» Required work
Exact repetition of every entry is required.

(Data records)

* * *

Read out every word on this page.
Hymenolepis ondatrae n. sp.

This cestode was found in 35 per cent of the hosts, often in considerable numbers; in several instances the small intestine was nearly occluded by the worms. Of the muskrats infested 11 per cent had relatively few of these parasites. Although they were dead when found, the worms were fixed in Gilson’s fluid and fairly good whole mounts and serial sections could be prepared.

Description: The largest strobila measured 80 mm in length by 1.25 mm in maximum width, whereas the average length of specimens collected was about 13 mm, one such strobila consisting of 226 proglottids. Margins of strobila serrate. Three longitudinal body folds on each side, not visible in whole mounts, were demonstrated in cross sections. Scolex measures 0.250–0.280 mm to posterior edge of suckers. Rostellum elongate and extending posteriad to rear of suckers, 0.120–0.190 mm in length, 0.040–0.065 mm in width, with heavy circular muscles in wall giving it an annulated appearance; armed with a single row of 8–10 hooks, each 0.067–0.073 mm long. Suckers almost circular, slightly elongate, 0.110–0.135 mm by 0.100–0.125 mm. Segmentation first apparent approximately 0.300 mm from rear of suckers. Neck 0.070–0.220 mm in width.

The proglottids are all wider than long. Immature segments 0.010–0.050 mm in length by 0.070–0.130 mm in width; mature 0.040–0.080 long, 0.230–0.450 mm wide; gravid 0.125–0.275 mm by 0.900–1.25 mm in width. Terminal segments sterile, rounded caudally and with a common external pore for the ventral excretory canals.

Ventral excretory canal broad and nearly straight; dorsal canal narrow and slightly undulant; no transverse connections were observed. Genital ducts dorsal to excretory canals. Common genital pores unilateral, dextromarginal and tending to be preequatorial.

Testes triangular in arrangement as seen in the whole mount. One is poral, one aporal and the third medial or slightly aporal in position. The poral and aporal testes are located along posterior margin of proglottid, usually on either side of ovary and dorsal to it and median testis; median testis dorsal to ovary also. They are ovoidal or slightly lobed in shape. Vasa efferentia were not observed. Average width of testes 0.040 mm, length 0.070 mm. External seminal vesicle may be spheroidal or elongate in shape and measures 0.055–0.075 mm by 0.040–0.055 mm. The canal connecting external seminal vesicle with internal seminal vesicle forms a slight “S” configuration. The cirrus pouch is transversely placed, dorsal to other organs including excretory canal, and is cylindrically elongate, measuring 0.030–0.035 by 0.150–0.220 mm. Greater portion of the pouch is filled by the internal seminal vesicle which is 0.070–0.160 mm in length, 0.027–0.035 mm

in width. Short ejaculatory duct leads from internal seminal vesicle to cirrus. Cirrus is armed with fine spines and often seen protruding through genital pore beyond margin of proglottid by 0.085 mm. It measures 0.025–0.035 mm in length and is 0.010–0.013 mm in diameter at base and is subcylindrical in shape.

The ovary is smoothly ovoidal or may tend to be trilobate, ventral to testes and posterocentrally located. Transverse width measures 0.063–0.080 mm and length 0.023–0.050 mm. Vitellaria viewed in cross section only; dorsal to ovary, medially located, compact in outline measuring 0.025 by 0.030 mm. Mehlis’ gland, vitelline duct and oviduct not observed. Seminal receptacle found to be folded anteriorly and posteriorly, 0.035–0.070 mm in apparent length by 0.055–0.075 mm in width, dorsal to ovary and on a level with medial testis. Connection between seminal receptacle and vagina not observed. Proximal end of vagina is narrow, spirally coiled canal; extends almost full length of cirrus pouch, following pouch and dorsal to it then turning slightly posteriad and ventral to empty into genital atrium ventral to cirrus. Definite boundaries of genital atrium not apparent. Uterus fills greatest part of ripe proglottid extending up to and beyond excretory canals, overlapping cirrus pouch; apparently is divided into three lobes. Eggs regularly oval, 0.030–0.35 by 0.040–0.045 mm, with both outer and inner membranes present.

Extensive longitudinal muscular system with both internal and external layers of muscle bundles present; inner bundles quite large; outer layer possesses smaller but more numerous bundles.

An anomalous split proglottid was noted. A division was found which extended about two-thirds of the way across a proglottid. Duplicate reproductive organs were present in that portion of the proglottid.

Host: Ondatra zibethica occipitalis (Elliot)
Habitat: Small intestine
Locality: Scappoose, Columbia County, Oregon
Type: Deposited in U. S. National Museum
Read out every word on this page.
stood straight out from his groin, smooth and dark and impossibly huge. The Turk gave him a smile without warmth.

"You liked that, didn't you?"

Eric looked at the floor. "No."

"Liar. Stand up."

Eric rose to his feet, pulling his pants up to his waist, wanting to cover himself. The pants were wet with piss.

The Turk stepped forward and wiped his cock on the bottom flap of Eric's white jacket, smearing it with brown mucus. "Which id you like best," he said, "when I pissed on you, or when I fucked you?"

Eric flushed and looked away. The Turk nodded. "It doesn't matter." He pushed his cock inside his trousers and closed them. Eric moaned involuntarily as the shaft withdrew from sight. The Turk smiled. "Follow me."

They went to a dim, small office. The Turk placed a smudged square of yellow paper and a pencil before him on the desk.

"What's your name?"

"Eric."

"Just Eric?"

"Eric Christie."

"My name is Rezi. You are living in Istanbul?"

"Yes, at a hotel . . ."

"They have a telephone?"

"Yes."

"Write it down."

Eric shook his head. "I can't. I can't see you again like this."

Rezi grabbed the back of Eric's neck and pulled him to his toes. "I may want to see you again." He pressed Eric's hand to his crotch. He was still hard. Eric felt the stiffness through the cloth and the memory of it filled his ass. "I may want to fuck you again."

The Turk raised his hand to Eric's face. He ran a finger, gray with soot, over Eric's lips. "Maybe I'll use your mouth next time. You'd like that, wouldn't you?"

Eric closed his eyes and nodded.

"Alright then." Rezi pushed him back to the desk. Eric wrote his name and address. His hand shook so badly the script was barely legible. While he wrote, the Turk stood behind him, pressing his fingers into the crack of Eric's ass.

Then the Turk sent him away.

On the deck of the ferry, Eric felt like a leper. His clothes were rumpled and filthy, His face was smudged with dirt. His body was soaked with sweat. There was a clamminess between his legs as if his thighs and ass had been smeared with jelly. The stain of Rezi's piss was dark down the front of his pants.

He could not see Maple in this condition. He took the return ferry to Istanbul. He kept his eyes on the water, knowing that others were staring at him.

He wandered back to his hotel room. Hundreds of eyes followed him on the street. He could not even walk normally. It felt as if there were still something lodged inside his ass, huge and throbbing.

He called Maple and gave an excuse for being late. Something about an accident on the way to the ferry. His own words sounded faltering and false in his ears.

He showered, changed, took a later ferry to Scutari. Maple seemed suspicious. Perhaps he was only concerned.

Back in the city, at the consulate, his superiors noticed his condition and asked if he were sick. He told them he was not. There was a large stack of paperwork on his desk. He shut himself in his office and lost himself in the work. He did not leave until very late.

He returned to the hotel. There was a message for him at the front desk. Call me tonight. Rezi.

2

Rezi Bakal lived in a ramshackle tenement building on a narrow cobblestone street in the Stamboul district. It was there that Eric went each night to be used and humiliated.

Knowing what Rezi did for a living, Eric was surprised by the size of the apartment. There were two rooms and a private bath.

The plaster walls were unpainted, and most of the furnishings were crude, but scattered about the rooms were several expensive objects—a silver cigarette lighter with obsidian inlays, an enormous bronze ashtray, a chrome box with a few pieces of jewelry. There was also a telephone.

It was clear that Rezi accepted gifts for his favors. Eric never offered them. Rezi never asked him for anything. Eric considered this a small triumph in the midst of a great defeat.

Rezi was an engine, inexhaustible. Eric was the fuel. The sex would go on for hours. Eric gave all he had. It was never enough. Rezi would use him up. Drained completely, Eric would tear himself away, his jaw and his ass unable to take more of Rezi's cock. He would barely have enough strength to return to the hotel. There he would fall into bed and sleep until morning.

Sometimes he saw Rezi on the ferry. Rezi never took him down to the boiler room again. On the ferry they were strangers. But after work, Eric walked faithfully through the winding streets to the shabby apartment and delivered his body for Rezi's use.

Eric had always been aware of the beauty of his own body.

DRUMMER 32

* * *

» Exercise solution
Read out every word on this page.
Hymenolepis ondatrae n. sp.

This cestode was found in 35 per cent of the hosts, often in considerable numbers; in several instances the small intestine was nearly occluded by the worms. Of the muskrats infested 11 per cent had relatively few of these parasites. Although they were dead when found, the worms were fixed in Gilson’s fluid and fairly good whole mounts and serial sections could be prepared.

Description: The largest strobila measured 80 mm in length by 1.25 mm in maximum width, whereas the average length of specimens collected was about 13 mm, one such strobila consisting of 226 proglottids. Margins of strobila serrate. Three longitudinal body folds on each side, not visible in whole mounts, were demonstrated in cross sections. Scolex measures 0.250–0.280 mm to posterior edge of suckers. Rostellum elongate and extending posteriad to rear of suckers, 0.120–0.190 mm in length, 0.040–0.065 mm in width, with heavy circular muscles in wall giving it an annulated appearance; armed with a single row of 8–10 hooks, each 0.067–0.073 mm long. Suckers almost circular, slightly elongate, 0.110–0.135 mm by 0.100–0.125 mm. Segmentation first apparent approximately 0.300 mm from rear of suckers. Neck 0.070–0.220 mm in width.

The proglottids are all wider than long. Immature segments 0.010–0.050 mm in length by 0.070–0.130 mm in width; mature 0.040–0.080 long, 0.230–0.450 mm wide; gravid 0.125–0.275 mm by 0.900–1.25 mm in width. Terminal segments sterile, rounded caudally and with a common external pore for the ventral excretory canals.

Ventral excretory canal broad and nearly straight; dorsal canal narrow and slightly undulant; no transverse connections were observed. Genital ducts dorsal to excretory canals. Common genital pores unilateral, dextromarginal and tending to be preequatorial.

Testes triangular in arrangement as seen in the whole mount. One is poral, one aporal and the third medial or slightly aporal in position. The poral and aporal testes are located along posterior margin of proglottid, usually on either side of ovary and dorsal to it and median testis; median testis dorsal to ovary also. They are ovoidal or slightly lobed in shape. Vasa efferentia were not observed. Average width of testes 0.040 mm, length 0.070 mm. External seminal vesicle may be spheroidal or elongate in shape and measures 0.055–0.075 mm by 0.040–0.055 mm. The canal connecting external seminal vesicle with internal seminal vesicle forms a slight “S” configuration. The cirrus pouch is transversely placed, dorsal to other organs including excretory canal, and is cylindrically elongate, measuring 0.030–0.035 by 0.150–0.220 mm. Greater portion of the pouch is filled by the internal seminal vesicle which is 0.070–0.160 mm in length, 0.027–0.035 mm

in width. Short ejaculatory duct leads from internal seminal vesicle to cirrus. Cirrus is armed with fine spines and often seen protruding through genital pore beyond margin of proglottid by 0.085 mm. It measures 0.025–0.035 mm in length and is 0.010–0.013 mm in diameter at base and is subcylindrical in shape.

The ovary is smoothly ovoidal or may tend to be trilobate, ventral to testes and posterocentrally located. Transverse width measures 0.063–0.080 mm and length 0.023–0.050 mm. Vitellaria viewed in cross section only; dorsal to ovary, medially located, compact in outline measuring 0.025 by 0.030 mm. Mehlis’ gland, vitelline duct and oviduct not observed. Seminal receptacle found to be folded anteriorly and posteriorly, 0.035–0.070 mm in apparent length by 0.055–0.075 mm in width, dorsal to ovary and on a level with medial testis. Connection between seminal receptacle and vagina not observed. Proximal end of vagina is narrow, spirally coiled canal; extends almost full length of cirrus pouch, following pouch and dorsal to it then turning slightly posteriad and ventral to empty into genital atrium ventral to cirrus. Definite boundaries of genital atrium not apparent. Uterus fills greatest part of ripe proglottid extending up to and beyond excretory canals, overlapping cirrus pouch; apparently is divided into three lobes. Eggs regularly oval, 0.030–0.35 by 0.040–0.045 mm, with both outer and inner membranes present.

Extensive longitudinal muscular system with both internal and external layers of muscle bundles present; inner bundles quite large; outer layer possesses smaller but more numerous bundles.

An anomalous split proglottid was noted. A division was found which extended about two-thirds of the way across a proglottid. Duplicate reproductive organs were present in that portion of the proglottid.

Host: Ondatra zibethica occipitalis (Elliot)
Habitat: Small intestine
Locality: Scappoose, Columbia County, Oregon
Type: Deposited in U. S. National Museum
Read out every word on this page.
stood straight out from his groin, smooth and dark and impossibly huge. The Turk gave him a smile without warmth.

"You liked that, didn't you?"

Eric looked at the floor. "No."

"Liar. Stand up."

Eric rose to his feet, pulling his pants up to his waist, wanting to cover himself. The pants were wet with piss.

The Turk stepped forward and wiped his cock on the bottom flap of Eric's white jacket, smearing it with brown mucus. "Which id you like best," he said, "when I pissed on you, or when I fucked you?"

Eric flushed and looked away. The Turk nodded. "It doesn't matter." He pushed his cock inside his trousers and closed them. Eric moaned involuntarily as the shaft withdrew from sight. The Turk smiled. "Follow me."

They went to a dim, small office. The Turk placed a smudged square of yellow paper and a pencil before him on the desk.

"What's your name?"

"Eric."

"Just Eric?"

"Eric Christie."

"My name is Rezi. You are living in Istanbul?"

"Yes, at a hotel . . ."

"They have a telephone?"

"Yes."

"Write it down."

Eric shook his head. "I can't. I can't see you again like this."

Rezi grabbed the back of Eric's neck and pulled him to his toes. "I may want to see you again." He pressed Eric's hand to his crotch. He was still hard. Eric felt the stiffness through the cloth and the memory of it filled his ass. "I may want to fuck you again."

The Turk raised his hand to Eric's face. He ran a finger, gray with soot, over Eric's lips. "Maybe I'll use your mouth next time. You'd like that, wouldn't you?"

Eric closed his eyes and nodded.

"Alright then." Rezi pushed him back to the desk. Eric wrote his name and address. His hand shook so badly the script was barely legible. While he wrote, the Turk stood behind him, pressing his fingers into the crack of Eric's ass.

Then the Turk sent him away.

On the deck of the ferry, Eric felt like a leper. His clothes were rumpled and filthy, His face was smudged with dirt. His body was soaked with sweat. There was a clamminess between his legs as if his thighs and ass had been smeared with jelly. The stain of Rezi's piss was dark down the front of his pants.

He could not see Maple in this condition. He took the return ferry to Istanbul. He kept his eyes on the water, knowing that others were staring at him.

He wandered back to his hotel room. Hundreds of eyes followed him on the street. He could not even walk normally. It felt as if there were still something lodged inside his ass, huge and throbbing.

He called Maple and gave an excuse for being late. Something about an accident on the way to the ferry. His own words sounded faltering and false in his ears.

He showered, changed, took a later ferry to Scutari. Maple seemed suspicious. Perhaps he was only concerned.

Back in the city, at the consulate, his superiors noticed his condition and asked if he were sick. He told them he was not. There was a large stack of paperwork on his desk. He shut himself in his office and lost himself in the work. He did not leave until very late.

He returned to the hotel. There was a message for him at the front desk. Call me tonight. Rezi.

2

Rezi Bakal lived in a ramshackle tenement building on a narrow cobblestone street in the Stamboul district. It was there that Eric went each night to be used and humiliated.

Knowing what Rezi did for a living, Eric was surprised by the size of the apartment. There were two rooms and a private bath.

The plaster walls were unpainted, and most of the furnishings were crude, but scattered about the rooms were several expensive objects—a silver cigarette lighter with obsidian inlays, an enormous bronze ashtray, a chrome box with a few pieces of jewelry. There was also a telephone.

It was clear that Rezi accepted gifts for his favors. Eric never offered them. Rezi never asked him for anything. Eric considered this a small triumph in the midst of a great defeat.

Rezi was an engine, inexhaustible. Eric was the fuel. The sex would go on for hours. Eric gave all he had. It was never enough. Rezi would use him up. Drained completely, Eric would tear himself away, his jaw and his ass unable to take more of Rezi's cock. He would barely have enough strength to return to the hotel. There he would fall into bed and sleep until morning.

Sometimes he saw Rezi on the ferry. Rezi never took him down to the boiler room again. On the ferry they were strangers. But after work, Eric walked faithfully through the winding streets to the shabby apartment and delivered his body for Rezi's use.

Eric had always been aware of the beauty of his own body.

DRUMMER 32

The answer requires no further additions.